[Collection entries]
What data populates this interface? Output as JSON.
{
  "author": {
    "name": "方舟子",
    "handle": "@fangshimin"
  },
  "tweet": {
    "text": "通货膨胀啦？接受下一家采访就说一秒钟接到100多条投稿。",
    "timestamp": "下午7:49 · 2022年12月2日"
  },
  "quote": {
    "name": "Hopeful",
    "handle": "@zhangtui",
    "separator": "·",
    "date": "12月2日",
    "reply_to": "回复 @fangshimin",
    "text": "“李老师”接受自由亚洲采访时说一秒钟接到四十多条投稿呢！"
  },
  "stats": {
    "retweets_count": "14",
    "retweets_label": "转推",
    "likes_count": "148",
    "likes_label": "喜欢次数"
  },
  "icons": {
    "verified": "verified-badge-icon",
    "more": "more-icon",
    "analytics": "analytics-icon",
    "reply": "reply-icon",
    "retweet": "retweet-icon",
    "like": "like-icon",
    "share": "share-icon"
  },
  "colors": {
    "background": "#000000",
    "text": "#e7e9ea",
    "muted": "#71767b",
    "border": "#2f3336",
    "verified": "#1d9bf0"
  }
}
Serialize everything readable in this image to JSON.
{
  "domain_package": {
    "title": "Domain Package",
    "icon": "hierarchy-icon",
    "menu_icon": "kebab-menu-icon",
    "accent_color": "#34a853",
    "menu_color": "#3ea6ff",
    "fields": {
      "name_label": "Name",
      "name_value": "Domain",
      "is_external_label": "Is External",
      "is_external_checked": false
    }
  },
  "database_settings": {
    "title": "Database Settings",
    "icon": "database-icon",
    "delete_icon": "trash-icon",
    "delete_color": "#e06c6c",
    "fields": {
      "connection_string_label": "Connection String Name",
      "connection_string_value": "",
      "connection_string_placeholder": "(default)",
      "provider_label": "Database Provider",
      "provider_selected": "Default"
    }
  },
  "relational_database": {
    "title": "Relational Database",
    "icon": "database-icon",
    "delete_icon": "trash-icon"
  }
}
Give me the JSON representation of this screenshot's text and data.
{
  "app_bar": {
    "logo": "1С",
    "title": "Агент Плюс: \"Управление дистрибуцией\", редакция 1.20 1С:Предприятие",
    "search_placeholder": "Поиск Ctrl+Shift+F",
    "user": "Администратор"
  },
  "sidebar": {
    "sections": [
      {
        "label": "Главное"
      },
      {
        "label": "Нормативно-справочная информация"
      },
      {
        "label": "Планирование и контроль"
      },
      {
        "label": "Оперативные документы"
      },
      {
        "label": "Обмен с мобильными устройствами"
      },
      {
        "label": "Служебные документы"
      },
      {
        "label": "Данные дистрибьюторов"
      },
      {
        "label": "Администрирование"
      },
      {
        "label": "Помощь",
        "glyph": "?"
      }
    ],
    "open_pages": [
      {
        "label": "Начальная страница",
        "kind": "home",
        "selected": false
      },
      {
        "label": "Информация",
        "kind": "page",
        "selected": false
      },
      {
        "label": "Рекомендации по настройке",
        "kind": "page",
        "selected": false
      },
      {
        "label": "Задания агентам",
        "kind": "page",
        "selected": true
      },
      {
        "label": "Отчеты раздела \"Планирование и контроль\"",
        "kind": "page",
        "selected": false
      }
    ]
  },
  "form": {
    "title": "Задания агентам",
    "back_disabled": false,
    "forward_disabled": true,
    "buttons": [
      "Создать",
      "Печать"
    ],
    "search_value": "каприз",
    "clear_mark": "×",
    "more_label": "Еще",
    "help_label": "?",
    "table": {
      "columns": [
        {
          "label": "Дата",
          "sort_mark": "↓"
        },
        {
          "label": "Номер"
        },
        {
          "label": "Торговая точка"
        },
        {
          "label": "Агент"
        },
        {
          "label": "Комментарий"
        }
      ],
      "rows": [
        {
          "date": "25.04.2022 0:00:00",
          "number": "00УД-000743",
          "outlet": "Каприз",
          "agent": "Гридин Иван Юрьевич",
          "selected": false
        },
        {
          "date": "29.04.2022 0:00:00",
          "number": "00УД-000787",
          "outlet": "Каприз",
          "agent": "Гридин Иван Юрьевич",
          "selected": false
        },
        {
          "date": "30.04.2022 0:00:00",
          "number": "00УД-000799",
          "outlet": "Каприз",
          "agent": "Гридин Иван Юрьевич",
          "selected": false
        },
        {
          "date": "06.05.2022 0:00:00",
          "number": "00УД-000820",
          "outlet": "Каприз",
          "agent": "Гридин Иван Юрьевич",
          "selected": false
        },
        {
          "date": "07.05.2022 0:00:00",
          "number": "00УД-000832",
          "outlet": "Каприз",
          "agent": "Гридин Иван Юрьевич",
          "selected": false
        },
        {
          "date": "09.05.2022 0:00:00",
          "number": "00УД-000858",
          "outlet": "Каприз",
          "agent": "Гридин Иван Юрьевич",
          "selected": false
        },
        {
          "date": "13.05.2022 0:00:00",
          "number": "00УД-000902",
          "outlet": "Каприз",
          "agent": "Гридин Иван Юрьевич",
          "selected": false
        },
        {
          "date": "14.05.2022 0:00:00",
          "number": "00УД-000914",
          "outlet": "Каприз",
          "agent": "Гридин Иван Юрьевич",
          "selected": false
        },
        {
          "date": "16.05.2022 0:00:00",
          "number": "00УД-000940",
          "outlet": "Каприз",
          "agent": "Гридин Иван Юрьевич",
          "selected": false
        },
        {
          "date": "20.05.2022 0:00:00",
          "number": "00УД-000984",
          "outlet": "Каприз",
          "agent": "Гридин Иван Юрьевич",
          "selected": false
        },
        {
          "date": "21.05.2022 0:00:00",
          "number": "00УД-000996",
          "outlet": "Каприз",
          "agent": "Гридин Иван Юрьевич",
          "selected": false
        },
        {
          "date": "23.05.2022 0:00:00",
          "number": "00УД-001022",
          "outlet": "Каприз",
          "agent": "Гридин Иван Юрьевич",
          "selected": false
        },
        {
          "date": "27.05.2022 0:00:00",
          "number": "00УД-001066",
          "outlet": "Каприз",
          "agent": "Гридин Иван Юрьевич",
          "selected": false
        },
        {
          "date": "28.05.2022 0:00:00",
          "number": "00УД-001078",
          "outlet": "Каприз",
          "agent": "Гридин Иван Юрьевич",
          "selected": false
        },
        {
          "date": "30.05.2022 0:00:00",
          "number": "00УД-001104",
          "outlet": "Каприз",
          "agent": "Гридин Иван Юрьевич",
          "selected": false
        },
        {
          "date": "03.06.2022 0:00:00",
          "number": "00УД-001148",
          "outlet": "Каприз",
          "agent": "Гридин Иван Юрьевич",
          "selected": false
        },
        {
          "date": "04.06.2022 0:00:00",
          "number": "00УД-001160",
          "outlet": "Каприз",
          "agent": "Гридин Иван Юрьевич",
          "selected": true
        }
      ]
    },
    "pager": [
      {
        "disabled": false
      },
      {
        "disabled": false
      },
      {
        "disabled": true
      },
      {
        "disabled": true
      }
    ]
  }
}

:: Task ::
Exactly reproduce every line of the records.

:: Worked solution ::
What data populates this interface? Output as JSON.
{
  "author": {
    "name": "方舟子",
    "handle": "@fangshimin"
  },
  "tweet": {
    "text": "通货膨胀啦？接受下一家采访就说一秒钟接到100多条投稿。",
    "timestamp": "下午7:49 · 2022年12月2日"
  },
  "quote": {
    "name": "Hopeful",
    "handle": "@zhangtui",
    "separator": "·",
    "date": "12月2日",
    "reply_to": "回复 @fangshimin",
    "text": "“李老师”接受自由亚洲采访时说一秒钟接到四十多条投稿呢！"
  },
  "stats": {
    "retweets_count": "14",
    "retweets_label": "转推",
    "likes_count": "148",
    "likes_label": "喜欢次数"
  },
  "icons": {
    "verified": "verified-badge-icon",
    "more": "more-icon",
    "analytics": "analytics-icon",
    "reply": "reply-icon",
    "retweet": "retweet-icon",
    "like": "like-icon",
    "share": "share-icon"
  },
  "colors": {
    "background": "#000000",
    "text": "#e7e9ea",
    "muted": "#71767b",
    "border": "#2f3336",
    "verified": "#1d9bf0"
  }
}
Serialize everything readable in this image to JSON.
{
  "domain_package": {
    "title": "Domain Package",
    "icon": "hierarchy-icon",
    "menu_icon": "kebab-menu-icon",
    "accent_color": "#34a853",
    "menu_color": "#3ea6ff",
    "fields": {
      "name_label": "Name",
      "name_value": "Domain",
      "is_external_label": "Is External",
      "is_external_checked": false
    }
  },
  "database_settings": {
    "title": "Database Settings",
    "icon": "database-icon",
    "delete_icon": "trash-icon",
    "delete_color": "#e06c6c",
    "fields": {
      "connection_string_label": "Connection String Name",
      "connection_string_value": "",
      "connection_string_placeholder": "(default)",
      "provider_label": "Database Provider",
      "provider_selected": "Default"
    }
  },
  "relational_database": {
    "title": "Relational Database",
    "icon": "database-icon",
    "delete_icon": "trash-icon"
  }
}
Give me the JSON representation of this screenshot's text and data.
{
  "app_bar": {
    "logo": "1С",
    "title": "Агент Плюс: \"Управление дистрибуцией\", редакция 1.20 1С:Предприятие",
    "search_placeholder": "Поиск Ctrl+Shift+F",
    "user": "Администратор"
  },
  "sidebar": {
    "sections": [
      {
        "label": "Главное"
      },
      {
        "label": "Нормативно-справочная информация"
      },
      {
        "label": "Планирование и контроль"
      },
      {
        "label": "Оперативные документы"
      },
      {
        "label": "Обмен с мобильными устройствами"
      },
      {
        "label": "Служебные документы"
      },
      {
        "label": "Данные дистрибьюторов"
      },
      {
        "label": "Администрирование"
      },
      {
        "label": "Помощь",
        "glyph": "?"
      }
    ],
    "open_pages": [
      {
        "label": "Начальная страница",
        "kind": "home",
        "selected": false
      },
      {
        "label": "Информация",
        "kind": "page",
        "selected": false
      },
      {
        "label": "Рекомендации по настройке",
        "kind": "page",
        "selected": false
      },
      {
        "label": "Задания агентам",
        "kind": "page",
        "selected": true
      },
      {
        "label": "Отчеты раздела \"Планирование и контроль\"",
        "kind": "page",
        "selected": false
      }
    ]
  },
  "form": {
    "title": "Задания агентам",
    "back_disabled": false,
    "forward_disabled": true,
    "buttons": [
      "Создать",
      "Печать"
    ],
    "search_value": "каприз",
    "clear_mark": "×",
    "more_label": "Еще",
    "help_label": "?",
    "table": {
      "columns": [
        {
          "label": "Дата",
          "sort_mark": "↓"
        },
        {
          "label": "Номер"
        },
        {
          "label": "Торговая точка"
        },
        {
          "label": "Агент"
        },
        {
          "label": "Комментарий"
        }
      ],
      "rows": [
        {
          "date": "25.04.2022 0:00:00",
          "number": "00УД-000743",
          "outlet": "Каприз",
          "agent": "Гридин Иван Юрьевич",
          "selected": false
        },
        {
          "date": "29.04.2022 0:00:00",
          "number": "00УД-000787",
          "outlet": "Каприз",
          "agent": "Гридин Иван Юрьевич",
          "selected": false
        },
        {
          "date": "30.04.2022 0:00:00",
          "number": "00УД-000799",
          "outlet": "Каприз",
          "agent": "Гридин Иван Юрьевич",
          "selected": false
        },
        {
          "date": "06.05.2022 0:00:00",
          "number": "00УД-000820",
          "outlet": "Каприз",
          "agent": "Гридин Иван Юрьевич",
          "selected": false
        },
        {
          "date": "07.05.2022 0:00:00",
          "number": "00УД-000832",
          "outlet": "Каприз",
          "agent": "Гридин Иван Юрьевич",
          "selected": false
        },
        {
          "date": "09.05.2022 0:00:00",
          "number": "00УД-000858",
          "outlet": "Каприз",
          "agent": "Гридин Иван Юрьевич",
          "selected": false
        },
        {
          "date": "13.05.2022 0:00:00",
          "number": "00УД-000902",
          "outlet": "Каприз",
          "agent": "Гридин Иван Юрьевич",
          "selected": false
        },
        {
          "date": "14.05.2022 0:00:00",
          "number": "00УД-000914",
          "outlet": "Каприз",
          "agent": "Гридин Иван Юрьевич",
          "selected": false
        },
        {
          "date": "16.05.2022 0:00:00",
          "number": "00УД-000940",
          "outlet": "Каприз",
          "agent": "Гридин Иван Юрьевич",
          "selected": false
        },
        {
          "date": "20.05.2022 0:00:00",
          "number": "00УД-000984",
          "outlet": "Каприз",
          "agent": "Гридин Иван Юрьевич",
          "selected": false
        },
        {
          "date": "21.05.2022 0:00:00",
          "number": "00УД-000996",
          "outlet": "Каприз",
          "agent": "Гридин Иван Юрьевич",
          "selected": false
        },
        {
          "date": "23.05.2022 0:00:00",
          "number": "00УД-001022",
          "outlet": "Каприз",
          "agent": "Гридин Иван Юрьевич",
          "selected": false
        },
        {
          "date": "27.05.2022 0:00:00",
          "number": "00УД-001066",
          "outlet": "Каприз",
          "agent": "Гридин Иван Юрьевич",
          "selected": false
        },
        {
          "date": "28.05.2022 0:00:00",
          "number": "00УД-001078",
          "outlet": "Каприз",
          "agent": "Гридин Иван Юрьевич",
          "selected": false
        },
        {
          "date": "30.05.2022 0:00:00",
          "number": "00УД-001104",
          "outlet": "Каприз",
          "agent": "Гридин Иван Юрьевич",
          "selected": false
        },
        {
          "date": "03.06.2022 0:00:00",
          "number": "00УД-001148",
          "outlet": "Каприз",
          "agent": "Гридин Иван Юрьевич",
          "selected": false
        },
        {
          "date": "04.06.2022 0:00:00",
          "number": "00УД-001160",
          "outlet": "Каприз",
          "agent": "Гридин Иван Юрьевич",
          "selected": true
        }
      ]
    },
    "pager": [
      {
        "disabled": false
      },
      {
        "disabled": false
      },
      {
        "disabled": true
      },
      {
        "disabled": true
      }
    ]
  }
}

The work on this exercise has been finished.